Each entry must be reproduced precisely as it stands.

## WORKING DATA
+++
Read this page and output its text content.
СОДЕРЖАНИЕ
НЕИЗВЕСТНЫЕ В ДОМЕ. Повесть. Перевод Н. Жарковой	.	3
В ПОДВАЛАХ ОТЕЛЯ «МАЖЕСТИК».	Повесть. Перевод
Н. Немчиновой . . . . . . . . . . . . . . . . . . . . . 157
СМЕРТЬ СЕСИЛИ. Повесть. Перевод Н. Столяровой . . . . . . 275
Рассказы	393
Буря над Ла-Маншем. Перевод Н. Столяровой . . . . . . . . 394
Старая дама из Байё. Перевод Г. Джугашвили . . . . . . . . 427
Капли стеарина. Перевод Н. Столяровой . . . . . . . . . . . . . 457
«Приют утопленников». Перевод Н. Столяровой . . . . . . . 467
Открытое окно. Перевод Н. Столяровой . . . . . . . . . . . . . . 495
+++
## OUTPUT
Read this page and output its text content.
СОДЕРЖАНИЕ
НЕИЗВЕСТНЫЕ В ДОМЕ. Повесть. Перевод Н. Жарковой	.	3
В ПОДВАЛАХ ОТЕЛЯ «МАЖЕСТИК».	Повесть. Перевод
Н. Немчиновой . . . . . . . . . . . . . . . . . . . . . 157
СМЕРТЬ СЕСИЛИ. Повесть. Перевод Н. Столяровой . . . . . . 275
Рассказы	393
Буря над Ла-Маншем. Перевод Н. Столяровой . . . . . . . . 394
Старая дама из Байё. Перевод Г. Джугашвили . . . . . . . . 427
Капли стеарина. Перевод Н. Столяровой . . . . . . . . . . . . . 457
«Приют утопленников». Перевод Н. Столяровой . . . . . . . 467
Открытое окно. Перевод Н. Столяровой . . . . . . . . . . . . . . 495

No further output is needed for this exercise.